'''
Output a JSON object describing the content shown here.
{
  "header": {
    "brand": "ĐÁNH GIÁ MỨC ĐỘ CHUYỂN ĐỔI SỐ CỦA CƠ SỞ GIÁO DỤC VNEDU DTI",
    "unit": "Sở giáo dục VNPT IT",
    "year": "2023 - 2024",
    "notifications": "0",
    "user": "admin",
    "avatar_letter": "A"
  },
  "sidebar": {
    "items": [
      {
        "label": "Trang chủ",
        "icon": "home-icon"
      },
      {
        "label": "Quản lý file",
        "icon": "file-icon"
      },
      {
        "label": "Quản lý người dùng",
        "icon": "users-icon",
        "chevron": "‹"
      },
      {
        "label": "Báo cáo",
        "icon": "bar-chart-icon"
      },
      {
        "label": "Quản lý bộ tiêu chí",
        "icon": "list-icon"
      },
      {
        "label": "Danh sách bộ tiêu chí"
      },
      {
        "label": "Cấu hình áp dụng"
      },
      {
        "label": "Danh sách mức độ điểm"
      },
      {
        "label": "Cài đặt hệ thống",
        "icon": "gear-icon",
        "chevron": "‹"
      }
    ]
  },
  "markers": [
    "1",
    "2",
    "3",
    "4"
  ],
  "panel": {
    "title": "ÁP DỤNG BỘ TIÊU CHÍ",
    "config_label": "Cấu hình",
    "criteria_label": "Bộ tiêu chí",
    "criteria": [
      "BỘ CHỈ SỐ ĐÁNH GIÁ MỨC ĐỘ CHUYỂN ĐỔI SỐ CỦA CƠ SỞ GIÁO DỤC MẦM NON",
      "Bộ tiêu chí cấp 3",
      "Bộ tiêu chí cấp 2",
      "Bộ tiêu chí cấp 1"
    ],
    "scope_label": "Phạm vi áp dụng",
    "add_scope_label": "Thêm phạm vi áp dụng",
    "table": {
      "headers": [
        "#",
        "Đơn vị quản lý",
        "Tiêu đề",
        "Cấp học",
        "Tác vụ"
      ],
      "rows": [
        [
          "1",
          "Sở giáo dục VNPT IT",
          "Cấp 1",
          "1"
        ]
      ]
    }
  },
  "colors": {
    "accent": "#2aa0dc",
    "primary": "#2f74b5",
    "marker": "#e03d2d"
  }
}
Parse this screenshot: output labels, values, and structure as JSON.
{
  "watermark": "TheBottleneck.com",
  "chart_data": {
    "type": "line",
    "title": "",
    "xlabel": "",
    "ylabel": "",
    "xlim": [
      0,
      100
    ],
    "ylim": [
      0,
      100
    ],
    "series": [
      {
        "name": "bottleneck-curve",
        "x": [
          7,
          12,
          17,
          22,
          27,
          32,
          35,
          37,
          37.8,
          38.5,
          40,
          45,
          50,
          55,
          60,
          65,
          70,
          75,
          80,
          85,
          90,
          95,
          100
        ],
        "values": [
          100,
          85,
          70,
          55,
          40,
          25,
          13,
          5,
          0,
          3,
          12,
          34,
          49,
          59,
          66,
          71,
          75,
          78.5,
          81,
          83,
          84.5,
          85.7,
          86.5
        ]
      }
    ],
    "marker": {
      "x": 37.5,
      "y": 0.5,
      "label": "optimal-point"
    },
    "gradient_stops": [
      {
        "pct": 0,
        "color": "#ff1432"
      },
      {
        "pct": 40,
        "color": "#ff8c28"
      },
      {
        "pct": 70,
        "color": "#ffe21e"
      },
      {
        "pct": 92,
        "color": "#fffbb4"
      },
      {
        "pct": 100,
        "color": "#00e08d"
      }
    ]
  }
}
'''
## WHAT YOU ARE ASKED TO DO
Retype the entries exactly, including every line.

## TASK ANSWER
Output a JSON object describing the content shown here.
{
  "header": {
    "brand": "ĐÁNH GIÁ MỨC ĐỘ CHUYỂN ĐỔI SỐ CỦA CƠ SỞ GIÁO DỤC VNEDU DTI",
    "unit": "Sở giáo dục VNPT IT",
    "year": "2023 - 2024",
    "notifications": "0",
    "user": "admin",
    "avatar_letter": "A"
  },
  "sidebar": {
    "items": [
      {
        "label": "Trang chủ",
        "icon": "home-icon"
      },
      {
        "label": "Quản lý file",
        "icon": "file-icon"
      },
      {
        "label": "Quản lý người dùng",
        "icon": "users-icon",
        "chevron": "‹"
      },
      {
        "label": "Báo cáo",
        "icon": "bar-chart-icon"
      },
      {
        "label": "Quản lý bộ tiêu chí",
        "icon": "list-icon"
      },
      {
        "label": "Danh sách bộ tiêu chí"
      },
      {
        "label": "Cấu hình áp dụng"
      },
      {
        "label": "Danh sách mức độ điểm"
      },
      {
        "label": "Cài đặt hệ thống",
        "icon": "gear-icon",
        "chevron": "‹"
      }
    ]
  },
  "markers": [
    "1",
    "2",
    "3",
    "4"
  ],
  "panel": {
    "title": "ÁP DỤNG BỘ TIÊU CHÍ",
    "config_label": "Cấu hình",
    "criteria_label": "Bộ tiêu chí",
    "criteria": [
      "BỘ CHỈ SỐ ĐÁNH GIÁ MỨC ĐỘ CHUYỂN ĐỔI SỐ CỦA CƠ SỞ GIÁO DỤC MẦM NON",
      "Bộ tiêu chí cấp 3",
      "Bộ tiêu chí cấp 2",
      "Bộ tiêu chí cấp 1"
    ],
    "scope_label": "Phạm vi áp dụng",
    "add_scope_label": "Thêm phạm vi áp dụng",
    "table": {
      "headers": [
        "#",
        "Đơn vị quản lý",
        "Tiêu đề",
        "Cấp học",
        "Tác vụ"
      ],
      "rows": [
        [
          "1",
          "Sở giáo dục VNPT IT",
          "Cấp 1",
          "1"
        ]
      ]
    }
  },
  "colors": {
    "accent": "#2aa0dc",
    "primary": "#2f74b5",
    "marker": "#e03d2d"
  }
}
Parse this screenshot: output labels, values, and structure as JSON.
{
  "watermark": "TheBottleneck.com",
  "chart_data": {
    "type": "line",
    "title": "",
    "xlabel": "",
    "ylabel": "",
    "xlim": [
      0,
      100
    ],
    "ylim": [
      0,
      100
    ],
    "series": [
      {
        "name": "bottleneck-curve",
        "x": [
          7,
          12,
          17,
          22,
          27,
          32,
          35,
          37,
          37.8,
          38.5,
          40,
          45,
          50,
          55,
          60,
          65,
          70,
          75,
          80,
          85,
          90,
          95,
          100
        ],
        "values": [
          100,
          85,
          70,
          55,
          40,
          25,
          13,
          5,
          0,
          3,
          12,
          34,
          49,
          59,
          66,
          71,
          75,
          78.5,
          81,
          83,
          84.5,
          85.7,
          86.5
        ]
      }
    ],
    "marker": {
      "x": 37.5,
      "y": 0.5,
      "label": "optimal-point"
    },
    "gradient_stops": [
      {
        "pct": 0,
        "color": "#ff1432"
      },
      {
        "pct": 40,
        "color": "#ff8c28"
      },
      {
        "pct": 70,
        "color": "#ffe21e"
      },
      {
        "pct": 92,
        "color": "#fffbb4"
      },
      {
        "pct": 100,
        "color": "#00e08d"
      }
    ]
  }
}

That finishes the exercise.